Figure contents as structured data
+--

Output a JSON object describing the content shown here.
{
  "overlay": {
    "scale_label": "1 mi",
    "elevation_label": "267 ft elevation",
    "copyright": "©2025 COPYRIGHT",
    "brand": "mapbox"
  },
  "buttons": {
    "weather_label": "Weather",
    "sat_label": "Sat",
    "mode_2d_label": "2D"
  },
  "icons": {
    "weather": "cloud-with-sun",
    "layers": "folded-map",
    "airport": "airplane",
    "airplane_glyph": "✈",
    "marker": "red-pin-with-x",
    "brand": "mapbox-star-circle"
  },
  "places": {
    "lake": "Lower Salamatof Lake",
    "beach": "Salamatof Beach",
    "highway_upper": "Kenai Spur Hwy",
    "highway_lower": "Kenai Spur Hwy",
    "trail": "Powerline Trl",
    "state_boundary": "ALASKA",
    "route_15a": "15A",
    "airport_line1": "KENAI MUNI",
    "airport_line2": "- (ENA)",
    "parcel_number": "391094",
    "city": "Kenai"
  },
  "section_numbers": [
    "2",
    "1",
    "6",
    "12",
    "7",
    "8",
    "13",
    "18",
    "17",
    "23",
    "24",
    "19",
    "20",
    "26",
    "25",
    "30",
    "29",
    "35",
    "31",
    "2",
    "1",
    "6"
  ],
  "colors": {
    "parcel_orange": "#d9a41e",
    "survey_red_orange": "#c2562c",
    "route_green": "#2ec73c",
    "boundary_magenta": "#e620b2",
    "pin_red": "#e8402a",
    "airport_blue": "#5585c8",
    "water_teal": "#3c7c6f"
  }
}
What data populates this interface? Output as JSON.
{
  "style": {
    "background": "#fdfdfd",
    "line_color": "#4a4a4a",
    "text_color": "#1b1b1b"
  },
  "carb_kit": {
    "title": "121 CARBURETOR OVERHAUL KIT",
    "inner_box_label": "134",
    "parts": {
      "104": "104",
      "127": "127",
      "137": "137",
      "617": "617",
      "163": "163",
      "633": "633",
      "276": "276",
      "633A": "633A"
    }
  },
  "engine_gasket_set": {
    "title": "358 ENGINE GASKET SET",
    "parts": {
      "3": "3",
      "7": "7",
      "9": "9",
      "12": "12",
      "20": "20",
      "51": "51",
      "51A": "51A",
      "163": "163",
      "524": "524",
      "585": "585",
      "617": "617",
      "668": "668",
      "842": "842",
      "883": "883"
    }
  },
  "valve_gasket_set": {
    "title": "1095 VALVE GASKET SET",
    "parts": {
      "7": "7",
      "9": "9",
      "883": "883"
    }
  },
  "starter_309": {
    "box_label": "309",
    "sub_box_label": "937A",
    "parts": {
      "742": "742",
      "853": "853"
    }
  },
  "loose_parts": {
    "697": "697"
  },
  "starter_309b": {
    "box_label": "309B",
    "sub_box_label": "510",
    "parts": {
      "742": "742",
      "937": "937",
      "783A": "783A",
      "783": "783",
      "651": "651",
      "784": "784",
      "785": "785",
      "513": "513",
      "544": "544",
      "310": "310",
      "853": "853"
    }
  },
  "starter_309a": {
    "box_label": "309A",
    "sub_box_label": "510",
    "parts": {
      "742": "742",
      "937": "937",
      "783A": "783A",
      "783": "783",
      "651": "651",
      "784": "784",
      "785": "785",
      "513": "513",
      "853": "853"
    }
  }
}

+--

*Task statement*
Each line containing "with" counts once; state the total number of such lines and nothing else.

*Solution below*
2